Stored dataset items
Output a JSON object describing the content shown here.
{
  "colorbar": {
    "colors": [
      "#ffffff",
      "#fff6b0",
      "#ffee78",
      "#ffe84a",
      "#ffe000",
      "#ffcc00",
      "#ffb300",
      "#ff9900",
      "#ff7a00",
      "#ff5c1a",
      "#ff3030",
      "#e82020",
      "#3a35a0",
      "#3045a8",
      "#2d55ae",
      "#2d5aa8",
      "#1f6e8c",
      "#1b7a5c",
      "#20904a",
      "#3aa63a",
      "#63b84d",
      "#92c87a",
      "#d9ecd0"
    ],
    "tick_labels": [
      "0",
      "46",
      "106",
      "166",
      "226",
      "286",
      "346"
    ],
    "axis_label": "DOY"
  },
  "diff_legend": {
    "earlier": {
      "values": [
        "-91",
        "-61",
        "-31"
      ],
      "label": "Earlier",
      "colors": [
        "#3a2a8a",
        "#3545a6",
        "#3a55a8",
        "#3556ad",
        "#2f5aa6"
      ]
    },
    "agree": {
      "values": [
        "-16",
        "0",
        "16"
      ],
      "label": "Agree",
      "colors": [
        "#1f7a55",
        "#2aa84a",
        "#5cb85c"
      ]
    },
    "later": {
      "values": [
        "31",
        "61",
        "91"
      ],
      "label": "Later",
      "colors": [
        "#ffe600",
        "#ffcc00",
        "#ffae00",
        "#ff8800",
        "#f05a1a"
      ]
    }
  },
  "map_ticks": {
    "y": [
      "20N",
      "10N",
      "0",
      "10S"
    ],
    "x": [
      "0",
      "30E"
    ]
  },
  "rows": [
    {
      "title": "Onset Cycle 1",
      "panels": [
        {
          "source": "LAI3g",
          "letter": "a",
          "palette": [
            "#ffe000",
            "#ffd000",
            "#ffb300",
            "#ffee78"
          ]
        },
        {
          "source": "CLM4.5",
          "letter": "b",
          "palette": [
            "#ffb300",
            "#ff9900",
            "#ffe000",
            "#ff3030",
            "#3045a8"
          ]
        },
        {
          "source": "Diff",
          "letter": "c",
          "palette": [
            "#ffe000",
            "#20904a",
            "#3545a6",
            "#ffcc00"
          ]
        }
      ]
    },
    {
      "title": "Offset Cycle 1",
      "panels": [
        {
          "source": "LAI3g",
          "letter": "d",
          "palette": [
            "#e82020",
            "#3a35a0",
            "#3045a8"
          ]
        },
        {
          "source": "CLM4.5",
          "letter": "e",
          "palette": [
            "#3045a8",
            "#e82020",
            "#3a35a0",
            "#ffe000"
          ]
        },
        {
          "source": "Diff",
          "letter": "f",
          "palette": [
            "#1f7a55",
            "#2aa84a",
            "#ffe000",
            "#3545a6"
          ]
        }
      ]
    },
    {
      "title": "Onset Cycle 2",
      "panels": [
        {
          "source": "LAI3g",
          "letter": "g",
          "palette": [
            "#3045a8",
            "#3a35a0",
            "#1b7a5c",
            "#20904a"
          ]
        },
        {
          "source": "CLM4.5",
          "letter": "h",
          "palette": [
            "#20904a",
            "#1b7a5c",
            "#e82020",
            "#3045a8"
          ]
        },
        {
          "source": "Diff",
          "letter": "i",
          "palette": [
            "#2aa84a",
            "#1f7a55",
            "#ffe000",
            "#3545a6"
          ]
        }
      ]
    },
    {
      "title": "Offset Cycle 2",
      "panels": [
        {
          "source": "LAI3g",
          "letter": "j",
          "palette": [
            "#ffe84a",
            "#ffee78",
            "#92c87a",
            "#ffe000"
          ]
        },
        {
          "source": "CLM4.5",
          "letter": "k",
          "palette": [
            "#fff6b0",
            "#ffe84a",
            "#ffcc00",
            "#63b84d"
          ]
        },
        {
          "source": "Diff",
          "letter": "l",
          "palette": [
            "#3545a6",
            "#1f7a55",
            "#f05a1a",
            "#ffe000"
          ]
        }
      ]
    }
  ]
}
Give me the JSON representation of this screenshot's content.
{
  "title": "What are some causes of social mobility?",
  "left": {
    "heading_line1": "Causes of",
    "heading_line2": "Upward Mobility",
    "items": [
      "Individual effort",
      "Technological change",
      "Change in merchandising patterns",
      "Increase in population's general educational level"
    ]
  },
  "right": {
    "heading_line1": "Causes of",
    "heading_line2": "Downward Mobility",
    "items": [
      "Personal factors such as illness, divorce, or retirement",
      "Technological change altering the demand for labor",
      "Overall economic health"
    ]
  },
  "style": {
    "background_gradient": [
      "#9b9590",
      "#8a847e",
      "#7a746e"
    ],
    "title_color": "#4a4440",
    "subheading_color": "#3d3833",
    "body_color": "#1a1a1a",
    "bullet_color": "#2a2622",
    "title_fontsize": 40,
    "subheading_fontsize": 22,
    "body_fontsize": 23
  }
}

WRITTEN EXERCISE
Return the material exactly as it stands.

EXPECTED OUTPUT
Output a JSON object describing the content shown here.
{
  "colorbar": {
    "colors": [
      "#ffffff",
      "#fff6b0",
      "#ffee78",
      "#ffe84a",
      "#ffe000",
      "#ffcc00",
      "#ffb300",
      "#ff9900",
      "#ff7a00",
      "#ff5c1a",
      "#ff3030",
      "#e82020",
      "#3a35a0",
      "#3045a8",
      "#2d55ae",
      "#2d5aa8",
      "#1f6e8c",
      "#1b7a5c",
      "#20904a",
      "#3aa63a",
      "#63b84d",
      "#92c87a",
      "#d9ecd0"
    ],
    "tick_labels": [
      "0",
      "46",
      "106",
      "166",
      "226",
      "286",
      "346"
    ],
    "axis_label": "DOY"
  },
  "diff_legend": {
    "earlier": {
      "values": [
        "-91",
        "-61",
        "-31"
      ],
      "label": "Earlier",
      "colors": [
        "#3a2a8a",
        "#3545a6",
        "#3a55a8",
        "#3556ad",
        "#2f5aa6"
      ]
    },
    "agree": {
      "values": [
        "-16",
        "0",
        "16"
      ],
      "label": "Agree",
      "colors": [
        "#1f7a55",
        "#2aa84a",
        "#5cb85c"
      ]
    },
    "later": {
      "values": [
        "31",
        "61",
        "91"
      ],
      "label": "Later",
      "colors": [
        "#ffe600",
        "#ffcc00",
        "#ffae00",
        "#ff8800",
        "#f05a1a"
      ]
    }
  },
  "map_ticks": {
    "y": [
      "20N",
      "10N",
      "0",
      "10S"
    ],
    "x": [
      "0",
      "30E"
    ]
  },
  "rows": [
    {
      "title": "Onset Cycle 1",
      "panels": [
        {
          "source": "LAI3g",
          "letter": "a",
          "palette": [
            "#ffe000",
            "#ffd000",
            "#ffb300",
            "#ffee78"
          ]
        },
        {
          "source": "CLM4.5",
          "letter": "b",
          "palette": [
            "#ffb300",
            "#ff9900",
            "#ffe000",
            "#ff3030",
            "#3045a8"
          ]
        },
        {
          "source": "Diff",
          "letter": "c",
          "palette": [
            "#ffe000",
            "#20904a",
            "#3545a6",
            "#ffcc00"
          ]
        }
      ]
    },
    {
      "title": "Offset Cycle 1",
      "panels": [
        {
          "source": "LAI3g",
          "letter": "d",
          "palette": [
            "#e82020",
            "#3a35a0",
            "#3045a8"
          ]
        },
        {
          "source": "CLM4.5",
          "letter": "e",
          "palette": [
            "#3045a8",
            "#e82020",
            "#3a35a0",
            "#ffe000"
          ]
        },
        {
          "source": "Diff",
          "letter": "f",
          "palette": [
            "#1f7a55",
            "#2aa84a",
            "#ffe000",
            "#3545a6"
          ]
        }
      ]
    },
    {
      "title": "Onset Cycle 2",
      "panels": [
        {
          "source": "LAI3g",
          "letter": "g",
          "palette": [
            "#3045a8",
            "#3a35a0",
            "#1b7a5c",
            "#20904a"
          ]
        },
        {
          "source": "CLM4.5",
          "letter": "h",
          "palette": [
            "#20904a",
            "#1b7a5c",
            "#e82020",
            "#3045a8"
          ]
        },
        {
          "source": "Diff",
          "letter": "i",
          "palette": [
            "#2aa84a",
            "#1f7a55",
            "#ffe000",
            "#3545a6"
          ]
        }
      ]
    },
    {
      "title": "Offset Cycle 2",
      "panels": [
        {
          "source": "LAI3g",
          "letter": "j",
          "palette": [
            "#ffe84a",
            "#ffee78",
            "#92c87a",
            "#ffe000"
          ]
        },
        {
          "source": "CLM4.5",
          "letter": "k",
          "palette": [
            "#fff6b0",
            "#ffe84a",
            "#ffcc00",
            "#63b84d"
          ]
        },
        {
          "source": "Diff",
          "letter": "l",
          "palette": [
            "#3545a6",
            "#1f7a55",
            "#f05a1a",
            "#ffe000"
          ]
        }
      ]
    }
  ]
}
Give me the JSON representation of this screenshot's content.
{
  "title": "What are some causes of social mobility?",
  "left": {
    "heading_line1": "Causes of",
    "heading_line2": "Upward Mobility",
    "items": [
      "Individual effort",
      "Technological change",
      "Change in merchandising patterns",
      "Increase in population's general educational level"
    ]
  },
  "right": {
    "heading_line1": "Causes of",
    "heading_line2": "Downward Mobility",
    "items": [
      "Personal factors such as illness, divorce, or retirement",
      "Technological change altering the demand for labor",
      "Overall economic health"
    ]
  },
  "style": {
    "background_gradient": [
      "#9b9590",
      "#8a847e",
      "#7a746e"
    ],
    "title_color": "#4a4440",
    "subheading_color": "#3d3833",
    "body_color": "#1a1a1a",
    "bullet_color": "#2a2622",
    "title_fontsize": 40,
    "subheading_fontsize": 22,
    "body_fontsize": 23
  }
}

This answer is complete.